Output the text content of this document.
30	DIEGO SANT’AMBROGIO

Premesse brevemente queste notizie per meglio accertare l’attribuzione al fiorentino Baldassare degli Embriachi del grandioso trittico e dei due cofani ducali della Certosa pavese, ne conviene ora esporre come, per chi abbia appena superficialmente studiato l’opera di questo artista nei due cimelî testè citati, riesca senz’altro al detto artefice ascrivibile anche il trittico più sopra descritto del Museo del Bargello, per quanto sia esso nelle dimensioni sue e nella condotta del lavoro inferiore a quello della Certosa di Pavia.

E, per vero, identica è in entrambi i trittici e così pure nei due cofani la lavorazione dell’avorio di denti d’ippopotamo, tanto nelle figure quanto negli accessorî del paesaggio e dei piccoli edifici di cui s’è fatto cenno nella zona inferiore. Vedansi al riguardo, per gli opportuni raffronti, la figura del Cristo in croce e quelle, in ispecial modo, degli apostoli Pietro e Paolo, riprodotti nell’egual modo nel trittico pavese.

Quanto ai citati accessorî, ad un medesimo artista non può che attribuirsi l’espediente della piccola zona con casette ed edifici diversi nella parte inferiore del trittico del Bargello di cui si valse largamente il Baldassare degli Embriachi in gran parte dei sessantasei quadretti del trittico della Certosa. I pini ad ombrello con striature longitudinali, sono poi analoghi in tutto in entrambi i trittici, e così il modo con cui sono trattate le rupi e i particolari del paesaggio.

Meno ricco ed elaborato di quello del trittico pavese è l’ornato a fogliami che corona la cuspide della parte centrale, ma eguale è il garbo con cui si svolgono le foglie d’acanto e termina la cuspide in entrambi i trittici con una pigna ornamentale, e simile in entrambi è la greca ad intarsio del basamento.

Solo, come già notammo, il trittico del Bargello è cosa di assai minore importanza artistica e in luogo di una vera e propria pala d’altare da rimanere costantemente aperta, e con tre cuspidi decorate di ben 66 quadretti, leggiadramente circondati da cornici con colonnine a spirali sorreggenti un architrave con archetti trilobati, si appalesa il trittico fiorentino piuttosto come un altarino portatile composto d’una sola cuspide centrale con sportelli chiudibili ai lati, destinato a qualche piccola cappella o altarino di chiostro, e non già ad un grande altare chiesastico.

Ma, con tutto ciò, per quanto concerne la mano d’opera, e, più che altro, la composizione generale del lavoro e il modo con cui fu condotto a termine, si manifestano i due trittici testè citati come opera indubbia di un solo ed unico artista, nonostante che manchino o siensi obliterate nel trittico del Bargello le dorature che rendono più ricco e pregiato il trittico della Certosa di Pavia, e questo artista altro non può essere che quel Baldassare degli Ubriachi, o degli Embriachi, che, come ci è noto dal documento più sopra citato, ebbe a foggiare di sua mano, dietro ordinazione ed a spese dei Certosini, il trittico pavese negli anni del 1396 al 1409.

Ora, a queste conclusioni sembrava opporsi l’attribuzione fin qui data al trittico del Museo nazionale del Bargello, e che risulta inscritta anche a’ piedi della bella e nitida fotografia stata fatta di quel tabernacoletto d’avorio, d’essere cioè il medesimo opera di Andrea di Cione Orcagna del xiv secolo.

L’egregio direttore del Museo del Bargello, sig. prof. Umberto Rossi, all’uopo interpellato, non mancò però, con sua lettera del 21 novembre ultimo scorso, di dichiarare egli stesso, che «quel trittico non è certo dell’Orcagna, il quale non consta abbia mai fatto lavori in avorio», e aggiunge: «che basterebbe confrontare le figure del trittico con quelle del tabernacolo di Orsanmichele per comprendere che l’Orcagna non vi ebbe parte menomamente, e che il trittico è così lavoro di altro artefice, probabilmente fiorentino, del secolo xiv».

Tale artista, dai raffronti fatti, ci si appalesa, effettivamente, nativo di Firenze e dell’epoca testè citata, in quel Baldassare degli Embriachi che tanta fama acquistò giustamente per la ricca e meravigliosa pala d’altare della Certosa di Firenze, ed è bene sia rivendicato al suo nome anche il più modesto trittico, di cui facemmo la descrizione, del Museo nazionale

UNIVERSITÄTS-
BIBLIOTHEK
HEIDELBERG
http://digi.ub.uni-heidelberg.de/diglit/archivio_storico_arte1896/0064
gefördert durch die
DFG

——————

## [Goal]
Output the records exactly, including every line.

## [Output below]
Output the text content of this document.
30	DIEGO SANT’AMBROGIO

Premesse brevemente queste notizie per meglio accertare l’attribuzione al fiorentino Baldassare degli Embriachi del grandioso trittico e dei due cofani ducali della Certosa pavese, ne conviene ora esporre come, per chi abbia appena superficialmente studiato l’opera di questo artista nei due cimelî testè citati, riesca senz’altro al detto artefice ascrivibile anche il trittico più sopra descritto del Museo del Bargello, per quanto sia esso nelle dimensioni sue e nella condotta del lavoro inferiore a quello della Certosa di Pavia.

E, per vero, identica è in entrambi i trittici e così pure nei due cofani la lavorazione dell’avorio di denti d’ippopotamo, tanto nelle figure quanto negli accessorî del paesaggio e dei piccoli edifici di cui s’è fatto cenno nella zona inferiore. Vedansi al riguardo, per gli opportuni raffronti, la figura del Cristo in croce e quelle, in ispecial modo, degli apostoli Pietro e Paolo, riprodotti nell’egual modo nel trittico pavese.

Quanto ai citati accessorî, ad un medesimo artista non può che attribuirsi l’espediente della piccola zona con casette ed edifici diversi nella parte inferiore del trittico del Bargello di cui si valse largamente il Baldassare degli Embriachi in gran parte dei sessantasei quadretti del trittico della Certosa. I pini ad ombrello con striature longitudinali, sono poi analoghi in tutto in entrambi i trittici, e così il modo con cui sono trattate le rupi e i particolari del paesaggio.

Meno ricco ed elaborato di quello del trittico pavese è l’ornato a fogliami che corona la cuspide della parte centrale, ma eguale è il garbo con cui si svolgono le foglie d’acanto e termina la cuspide in entrambi i trittici con una pigna ornamentale, e simile in entrambi è la greca ad intarsio del basamento.

Solo, come già notammo, il trittico del Bargello è cosa di assai minore importanza artistica e in luogo di una vera e propria pala d’altare da rimanere costantemente aperta, e con tre cuspidi decorate di ben 66 quadretti, leggiadramente circondati da cornici con colonnine a spirali sorreggenti un architrave con archetti trilobati, si appalesa il trittico fiorentino piuttosto come un altarino portatile composto d’una sola cuspide centrale con sportelli chiudibili ai lati, destinato a qualche piccola cappella o altarino di chiostro, e non già ad un grande altare chiesastico.

Ma, con tutto ciò, per quanto concerne la mano d’opera, e, più che altro, la composizione generale del lavoro e il modo con cui fu condotto a termine, si manifestano i due trittici testè citati come opera indubbia di un solo ed unico artista, nonostante che manchino o siensi obliterate nel trittico del Bargello le dorature che rendono più ricco e pregiato il trittico della Certosa di Pavia, e questo artista altro non può essere che quel Baldassare degli Ubriachi, o degli Embriachi, che, come ci è noto dal documento più sopra citato, ebbe a foggiare di sua mano, dietro ordinazione ed a spese dei Certosini, il trittico pavese negli anni del 1396 al 1409.

Ora, a queste conclusioni sembrava opporsi l’attribuzione fin qui data al trittico del Museo nazionale del Bargello, e che risulta inscritta anche a’ piedi della bella e nitida fotografia stata fatta di quel tabernacoletto d’avorio, d’essere cioè il medesimo opera di Andrea di Cione Orcagna del xiv secolo.

L’egregio direttore del Museo del Bargello, sig. prof. Umberto Rossi, all’uopo interpellato, non mancò però, con sua lettera del 21 novembre ultimo scorso, di dichiarare egli stesso, che «quel trittico non è certo dell’Orcagna, il quale non consta abbia mai fatto lavori in avorio», e aggiunge: «che basterebbe confrontare le figure del trittico con quelle del tabernacolo di Orsanmichele per comprendere che l’Orcagna non vi ebbe parte menomamente, e che il trittico è così lavoro di altro artefice, probabilmente fiorentino, del secolo xiv».

Tale artista, dai raffronti fatti, ci si appalesa, effettivamente, nativo di Firenze e dell’epoca testè citata, in quel Baldassare degli Embriachi che tanta fama acquistò giustamente per la ricca e meravigliosa pala d’altare della Certosa di Firenze, ed è bene sia rivendicato al suo nome anche il più modesto trittico, di cui facemmo la descrizione, del Museo nazionale

UNIVERSITÄTS-
BIBLIOTHEK
HEIDELBERG
http://digi.ub.uni-heidelberg.de/diglit/archivio_storico_arte1896/0064
gefördert durch die
DFG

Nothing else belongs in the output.